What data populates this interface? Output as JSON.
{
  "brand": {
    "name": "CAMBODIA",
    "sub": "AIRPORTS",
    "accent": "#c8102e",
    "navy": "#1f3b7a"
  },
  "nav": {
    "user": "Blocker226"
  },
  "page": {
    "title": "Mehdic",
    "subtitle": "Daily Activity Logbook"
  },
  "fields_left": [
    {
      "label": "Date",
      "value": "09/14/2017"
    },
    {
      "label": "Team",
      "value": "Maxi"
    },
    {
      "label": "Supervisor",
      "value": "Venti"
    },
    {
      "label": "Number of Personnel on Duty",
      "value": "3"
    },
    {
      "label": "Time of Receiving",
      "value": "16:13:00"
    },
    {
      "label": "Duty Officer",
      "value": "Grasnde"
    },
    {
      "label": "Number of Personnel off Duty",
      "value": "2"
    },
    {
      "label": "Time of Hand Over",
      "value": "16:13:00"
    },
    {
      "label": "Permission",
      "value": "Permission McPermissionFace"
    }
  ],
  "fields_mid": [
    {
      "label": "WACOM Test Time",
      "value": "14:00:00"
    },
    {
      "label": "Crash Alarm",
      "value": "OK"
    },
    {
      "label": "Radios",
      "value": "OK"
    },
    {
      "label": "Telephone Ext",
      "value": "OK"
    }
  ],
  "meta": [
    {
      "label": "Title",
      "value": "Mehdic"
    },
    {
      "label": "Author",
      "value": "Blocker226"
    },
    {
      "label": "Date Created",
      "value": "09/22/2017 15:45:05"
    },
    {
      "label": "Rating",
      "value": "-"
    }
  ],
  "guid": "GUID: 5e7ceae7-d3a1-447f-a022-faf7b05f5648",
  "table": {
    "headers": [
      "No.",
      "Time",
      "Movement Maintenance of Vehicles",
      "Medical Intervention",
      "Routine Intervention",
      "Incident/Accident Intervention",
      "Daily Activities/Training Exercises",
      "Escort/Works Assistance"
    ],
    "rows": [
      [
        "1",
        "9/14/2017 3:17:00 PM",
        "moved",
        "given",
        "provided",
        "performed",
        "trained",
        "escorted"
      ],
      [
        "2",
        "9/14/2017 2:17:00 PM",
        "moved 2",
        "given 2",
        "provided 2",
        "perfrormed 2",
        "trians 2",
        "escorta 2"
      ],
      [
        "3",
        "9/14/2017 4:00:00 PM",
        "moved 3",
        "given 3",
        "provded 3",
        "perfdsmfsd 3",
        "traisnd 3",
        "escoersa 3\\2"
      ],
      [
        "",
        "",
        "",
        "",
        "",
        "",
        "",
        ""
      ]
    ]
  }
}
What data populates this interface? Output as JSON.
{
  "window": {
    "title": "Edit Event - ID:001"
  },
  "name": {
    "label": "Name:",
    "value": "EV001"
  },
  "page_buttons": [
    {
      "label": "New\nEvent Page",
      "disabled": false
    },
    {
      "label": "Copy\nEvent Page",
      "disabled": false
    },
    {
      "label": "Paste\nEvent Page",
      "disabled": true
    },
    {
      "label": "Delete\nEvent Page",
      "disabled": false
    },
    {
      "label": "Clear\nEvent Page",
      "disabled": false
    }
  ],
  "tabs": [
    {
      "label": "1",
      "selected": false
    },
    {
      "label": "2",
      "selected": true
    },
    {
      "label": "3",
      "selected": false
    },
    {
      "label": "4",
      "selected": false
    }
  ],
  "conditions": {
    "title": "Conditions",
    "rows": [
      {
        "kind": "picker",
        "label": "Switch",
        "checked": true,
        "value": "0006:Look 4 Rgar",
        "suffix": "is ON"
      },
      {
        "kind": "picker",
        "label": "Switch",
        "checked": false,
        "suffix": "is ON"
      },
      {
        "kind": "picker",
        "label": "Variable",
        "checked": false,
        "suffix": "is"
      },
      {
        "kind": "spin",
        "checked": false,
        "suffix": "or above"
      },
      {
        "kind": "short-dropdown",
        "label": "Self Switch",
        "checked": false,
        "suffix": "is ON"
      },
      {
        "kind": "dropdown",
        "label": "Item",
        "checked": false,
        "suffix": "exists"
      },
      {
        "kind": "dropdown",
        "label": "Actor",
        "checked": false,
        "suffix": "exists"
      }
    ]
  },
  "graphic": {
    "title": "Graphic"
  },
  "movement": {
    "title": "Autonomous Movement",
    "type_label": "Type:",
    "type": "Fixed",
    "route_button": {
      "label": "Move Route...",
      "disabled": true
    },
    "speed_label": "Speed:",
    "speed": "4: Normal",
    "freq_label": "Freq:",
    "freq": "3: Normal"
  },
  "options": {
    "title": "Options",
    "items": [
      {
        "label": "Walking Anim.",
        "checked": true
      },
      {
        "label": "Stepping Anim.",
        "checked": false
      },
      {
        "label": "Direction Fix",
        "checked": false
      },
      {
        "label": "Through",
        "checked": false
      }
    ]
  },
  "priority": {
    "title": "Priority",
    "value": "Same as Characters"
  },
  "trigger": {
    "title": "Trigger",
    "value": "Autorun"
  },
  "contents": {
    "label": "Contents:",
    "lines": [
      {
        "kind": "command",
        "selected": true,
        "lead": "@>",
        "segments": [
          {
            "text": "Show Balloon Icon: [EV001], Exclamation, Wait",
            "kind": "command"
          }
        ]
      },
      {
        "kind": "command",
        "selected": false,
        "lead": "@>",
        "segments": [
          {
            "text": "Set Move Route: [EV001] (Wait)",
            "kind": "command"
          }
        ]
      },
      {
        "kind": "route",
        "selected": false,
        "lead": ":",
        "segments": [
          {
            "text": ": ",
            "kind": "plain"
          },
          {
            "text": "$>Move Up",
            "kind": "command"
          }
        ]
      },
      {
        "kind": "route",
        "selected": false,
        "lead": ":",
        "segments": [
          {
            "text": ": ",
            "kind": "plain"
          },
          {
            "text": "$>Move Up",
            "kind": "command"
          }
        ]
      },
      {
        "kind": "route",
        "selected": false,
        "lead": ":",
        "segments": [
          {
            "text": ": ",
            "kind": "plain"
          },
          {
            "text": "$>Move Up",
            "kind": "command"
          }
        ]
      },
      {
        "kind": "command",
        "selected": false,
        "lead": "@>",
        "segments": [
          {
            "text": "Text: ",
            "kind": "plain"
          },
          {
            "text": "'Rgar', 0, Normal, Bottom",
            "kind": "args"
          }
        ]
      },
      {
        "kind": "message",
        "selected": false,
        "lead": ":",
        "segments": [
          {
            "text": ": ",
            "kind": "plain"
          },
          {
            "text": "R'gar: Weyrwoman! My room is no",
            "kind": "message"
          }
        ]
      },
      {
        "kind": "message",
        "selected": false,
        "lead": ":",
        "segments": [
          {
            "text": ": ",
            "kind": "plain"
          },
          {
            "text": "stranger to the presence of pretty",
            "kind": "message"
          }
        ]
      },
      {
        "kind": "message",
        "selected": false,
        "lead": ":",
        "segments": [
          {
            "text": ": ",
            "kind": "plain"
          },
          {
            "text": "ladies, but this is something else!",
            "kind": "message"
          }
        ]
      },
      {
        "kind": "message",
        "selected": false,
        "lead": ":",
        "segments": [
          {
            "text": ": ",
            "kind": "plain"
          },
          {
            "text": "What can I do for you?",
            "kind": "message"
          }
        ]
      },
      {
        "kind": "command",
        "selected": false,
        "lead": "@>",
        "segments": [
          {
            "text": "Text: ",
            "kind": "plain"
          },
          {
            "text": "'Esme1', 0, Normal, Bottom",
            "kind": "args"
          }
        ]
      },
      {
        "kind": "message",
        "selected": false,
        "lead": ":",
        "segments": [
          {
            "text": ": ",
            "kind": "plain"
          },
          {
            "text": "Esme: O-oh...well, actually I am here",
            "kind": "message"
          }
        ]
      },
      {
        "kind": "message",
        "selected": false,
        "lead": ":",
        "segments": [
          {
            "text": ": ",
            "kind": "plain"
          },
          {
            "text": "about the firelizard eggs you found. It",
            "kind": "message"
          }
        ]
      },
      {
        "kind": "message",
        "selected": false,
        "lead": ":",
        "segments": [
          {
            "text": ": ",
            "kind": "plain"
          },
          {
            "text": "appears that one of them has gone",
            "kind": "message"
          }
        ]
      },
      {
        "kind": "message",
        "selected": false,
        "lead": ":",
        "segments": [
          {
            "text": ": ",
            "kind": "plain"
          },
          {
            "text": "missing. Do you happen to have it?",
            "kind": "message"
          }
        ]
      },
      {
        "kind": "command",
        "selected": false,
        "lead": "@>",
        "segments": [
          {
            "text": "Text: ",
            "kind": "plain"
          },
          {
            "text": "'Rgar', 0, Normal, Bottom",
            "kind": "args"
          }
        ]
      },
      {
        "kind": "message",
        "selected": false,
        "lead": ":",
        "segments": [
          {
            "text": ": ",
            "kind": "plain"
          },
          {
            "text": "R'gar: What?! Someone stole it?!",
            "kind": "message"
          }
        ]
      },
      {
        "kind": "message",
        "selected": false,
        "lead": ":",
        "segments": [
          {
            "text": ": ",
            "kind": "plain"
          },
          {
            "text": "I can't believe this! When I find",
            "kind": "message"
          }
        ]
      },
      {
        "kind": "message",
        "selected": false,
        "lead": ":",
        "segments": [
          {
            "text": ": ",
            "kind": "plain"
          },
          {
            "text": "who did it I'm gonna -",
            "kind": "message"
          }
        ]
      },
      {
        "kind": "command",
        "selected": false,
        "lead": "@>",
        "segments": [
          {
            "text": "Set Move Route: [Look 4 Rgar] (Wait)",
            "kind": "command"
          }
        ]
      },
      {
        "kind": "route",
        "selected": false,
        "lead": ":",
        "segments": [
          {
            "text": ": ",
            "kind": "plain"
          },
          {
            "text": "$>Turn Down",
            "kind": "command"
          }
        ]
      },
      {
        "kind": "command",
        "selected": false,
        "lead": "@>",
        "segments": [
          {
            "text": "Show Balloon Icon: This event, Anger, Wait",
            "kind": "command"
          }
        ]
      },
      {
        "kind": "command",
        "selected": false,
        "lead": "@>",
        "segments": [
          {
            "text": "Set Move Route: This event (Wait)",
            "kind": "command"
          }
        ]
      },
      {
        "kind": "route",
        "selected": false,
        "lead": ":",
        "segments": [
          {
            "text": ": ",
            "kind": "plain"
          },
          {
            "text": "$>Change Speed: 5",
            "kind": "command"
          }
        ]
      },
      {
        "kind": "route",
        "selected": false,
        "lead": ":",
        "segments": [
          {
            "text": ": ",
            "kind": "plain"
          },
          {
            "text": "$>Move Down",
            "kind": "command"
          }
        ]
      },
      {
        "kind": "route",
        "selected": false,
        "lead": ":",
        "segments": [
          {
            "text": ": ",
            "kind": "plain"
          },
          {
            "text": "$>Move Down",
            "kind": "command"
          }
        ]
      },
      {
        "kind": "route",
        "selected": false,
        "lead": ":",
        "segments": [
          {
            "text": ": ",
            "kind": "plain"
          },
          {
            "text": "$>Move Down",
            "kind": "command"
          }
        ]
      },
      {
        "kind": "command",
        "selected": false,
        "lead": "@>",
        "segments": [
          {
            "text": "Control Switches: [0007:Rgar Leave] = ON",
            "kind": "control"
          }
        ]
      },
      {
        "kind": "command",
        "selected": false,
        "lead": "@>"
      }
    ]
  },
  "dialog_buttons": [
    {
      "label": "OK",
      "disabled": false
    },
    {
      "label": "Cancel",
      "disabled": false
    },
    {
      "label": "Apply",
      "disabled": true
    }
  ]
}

::::::

Look through the entries above. Extract each line with the word "Anim".

- _EXERCISE RESPONSE_
        "label": "Walking Anim.",
        "label": "Stepping Anim.",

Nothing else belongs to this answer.